=== KUTIPAN HALAMAN ===
━━━━━━━━
Pembantaian Terburuk dalam Sejarah Kuno

669 dibaca

▪︎POSMONEWS.COM,-
KEKERASAN, pembunuhan sadis serta kekejaman menjadi corak pada zaman kuno. Pada zaman kuno dipenuhi dengan pertumpahan darah dan peperangan tiada henti.

“Pembantaian massal praktis menjadi bagian dari kehidupan sehari-hari kala itu,” tulis Robbie Mitchell di laman Ancient Origins.

Jumlah korban perang dan pemberontakan di zaman kuno cukup mengejutkan, terutama jika kita mengetahui alasan di balik perang dan pembantaian itu.

Berikut kisah tujuh pembantaian terburuk terjadi dalam sejarah kuno dikutip dari Nationalgeographic.co.id.

▪︎Pembasmian Orang 0Jie

Dalam pembasmian orang-orang Jie dan Wu Hu di Tiongkok Kuno
abad keempat Masehi, perang pecah ketika orang-orang Jie dan Wu Hu memberontak melawan pemerintahan Jenderal Ran Min.

Perang tidak berjalan dengan baik untuk Jie atau Wu Hu. Dan sang jenderal memastikan para pemberontak itu mendapatkan hukuman yang pantas.
━━━━━━━━
=== Entri koleksi ===
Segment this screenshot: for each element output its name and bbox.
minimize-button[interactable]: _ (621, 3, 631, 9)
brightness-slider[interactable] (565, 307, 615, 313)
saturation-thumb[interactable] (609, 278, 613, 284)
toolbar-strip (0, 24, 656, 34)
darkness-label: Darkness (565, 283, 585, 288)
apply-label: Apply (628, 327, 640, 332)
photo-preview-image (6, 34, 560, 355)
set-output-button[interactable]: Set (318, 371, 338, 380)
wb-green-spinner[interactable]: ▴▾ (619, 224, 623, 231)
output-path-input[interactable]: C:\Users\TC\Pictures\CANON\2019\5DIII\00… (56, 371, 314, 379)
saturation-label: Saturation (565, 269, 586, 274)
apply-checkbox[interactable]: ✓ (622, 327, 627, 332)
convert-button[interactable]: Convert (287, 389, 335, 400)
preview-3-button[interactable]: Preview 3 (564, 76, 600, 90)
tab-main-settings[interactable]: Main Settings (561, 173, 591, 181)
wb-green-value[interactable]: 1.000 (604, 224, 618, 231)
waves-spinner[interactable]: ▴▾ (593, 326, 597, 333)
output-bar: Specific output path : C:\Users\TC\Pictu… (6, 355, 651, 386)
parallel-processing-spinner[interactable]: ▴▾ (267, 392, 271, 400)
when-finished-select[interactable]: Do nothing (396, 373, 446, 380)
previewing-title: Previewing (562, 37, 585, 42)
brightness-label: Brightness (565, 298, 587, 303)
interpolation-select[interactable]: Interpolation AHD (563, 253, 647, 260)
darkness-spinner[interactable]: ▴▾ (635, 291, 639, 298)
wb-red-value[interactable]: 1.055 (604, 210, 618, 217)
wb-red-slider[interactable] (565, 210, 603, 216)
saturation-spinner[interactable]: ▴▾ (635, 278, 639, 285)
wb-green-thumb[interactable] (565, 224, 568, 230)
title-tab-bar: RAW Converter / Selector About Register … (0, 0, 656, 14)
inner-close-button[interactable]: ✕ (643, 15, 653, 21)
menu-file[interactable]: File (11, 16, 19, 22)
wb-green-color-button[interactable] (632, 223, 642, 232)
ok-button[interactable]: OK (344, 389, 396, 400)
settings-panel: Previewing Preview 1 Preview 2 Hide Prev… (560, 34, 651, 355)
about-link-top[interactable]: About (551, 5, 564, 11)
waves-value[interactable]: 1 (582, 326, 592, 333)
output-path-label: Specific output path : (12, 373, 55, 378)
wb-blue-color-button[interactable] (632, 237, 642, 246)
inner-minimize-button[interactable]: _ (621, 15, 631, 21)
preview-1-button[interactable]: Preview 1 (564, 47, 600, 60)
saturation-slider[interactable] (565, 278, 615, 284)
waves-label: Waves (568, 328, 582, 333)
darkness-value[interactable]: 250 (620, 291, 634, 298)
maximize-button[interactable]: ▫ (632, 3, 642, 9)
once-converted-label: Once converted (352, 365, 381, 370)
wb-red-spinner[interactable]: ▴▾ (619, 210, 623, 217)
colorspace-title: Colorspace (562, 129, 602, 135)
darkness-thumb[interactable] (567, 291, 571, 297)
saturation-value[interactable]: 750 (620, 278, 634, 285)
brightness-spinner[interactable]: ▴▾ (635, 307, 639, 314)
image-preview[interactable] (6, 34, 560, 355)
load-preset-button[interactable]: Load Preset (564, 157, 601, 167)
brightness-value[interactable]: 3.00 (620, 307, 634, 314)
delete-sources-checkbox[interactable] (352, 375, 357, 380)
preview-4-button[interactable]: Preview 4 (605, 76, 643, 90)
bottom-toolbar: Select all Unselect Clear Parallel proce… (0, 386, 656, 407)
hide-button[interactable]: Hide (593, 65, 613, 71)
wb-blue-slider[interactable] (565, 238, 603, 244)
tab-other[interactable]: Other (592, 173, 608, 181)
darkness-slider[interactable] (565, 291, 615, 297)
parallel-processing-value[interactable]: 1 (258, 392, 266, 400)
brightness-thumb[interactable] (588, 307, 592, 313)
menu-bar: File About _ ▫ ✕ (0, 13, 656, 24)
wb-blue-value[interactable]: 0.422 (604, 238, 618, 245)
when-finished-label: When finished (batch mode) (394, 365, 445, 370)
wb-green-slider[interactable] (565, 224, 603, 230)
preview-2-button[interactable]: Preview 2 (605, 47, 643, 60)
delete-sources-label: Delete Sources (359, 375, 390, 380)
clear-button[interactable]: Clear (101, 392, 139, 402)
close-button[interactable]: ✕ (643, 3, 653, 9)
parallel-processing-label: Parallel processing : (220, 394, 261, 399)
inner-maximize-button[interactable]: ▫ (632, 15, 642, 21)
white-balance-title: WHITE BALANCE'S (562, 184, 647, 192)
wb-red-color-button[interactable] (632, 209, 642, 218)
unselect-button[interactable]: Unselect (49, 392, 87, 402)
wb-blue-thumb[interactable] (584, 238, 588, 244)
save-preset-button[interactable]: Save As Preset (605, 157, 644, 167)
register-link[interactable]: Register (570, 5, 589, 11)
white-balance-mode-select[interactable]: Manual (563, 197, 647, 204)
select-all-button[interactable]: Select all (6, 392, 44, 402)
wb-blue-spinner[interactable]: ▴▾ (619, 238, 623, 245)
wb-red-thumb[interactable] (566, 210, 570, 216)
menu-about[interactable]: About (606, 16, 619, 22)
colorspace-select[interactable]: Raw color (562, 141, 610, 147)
━━━━━━━━
=== SOAL LATIHAN ===
**A)** Tuliskan ulang tanpa perubahan bagian kutipan halaman tentang pembantaian kuno, mulai dari "Berikut kisah tujuh" sampai "hukuman yang pantas.".
**B)** Jawab pertanyaan berikut berdasarkan kutipan halaman tentang pembantaian kuno.
(i) Siapa yang menulis di laman Ancient Origins bahwa pembantaian massal praktis menjadi bagian dari kehidupan sehari-hari?
(ii) Dari situs apa kisah tujuh pembantaian terburuk itu dikutip?
(iii) Orang-orang Jie dan Wu Hu memberontak melawan pemerintahan siapa?

=== HASIL YANG DIHARAPKAN ===
**A)**
Berikut kisah tujuh pembantaian terburuk terjadi dalam sejarah kuno dikutip dari Nationalgeographic.co.id.

▪︎Pembasmian Orang 0Jie

Dalam pembasmian orang-orang Jie dan Wu Hu di Tiongkok Kuno
abad keempat Masehi, perang pecah ketika orang-orang Jie dan Wu Hu memberontak melawan pemerintahan Jenderal Ran Min.

Perang tidak berjalan dengan baik untuk Jie atau Wu Hu. Dan sang jenderal memastikan para pemberontak itu mendapatkan hukuman yang pantas.

**B)**
(i) Robbie Mitchell
(ii) Nationalgeographic.co.id
(iii) Jenderal Ran Min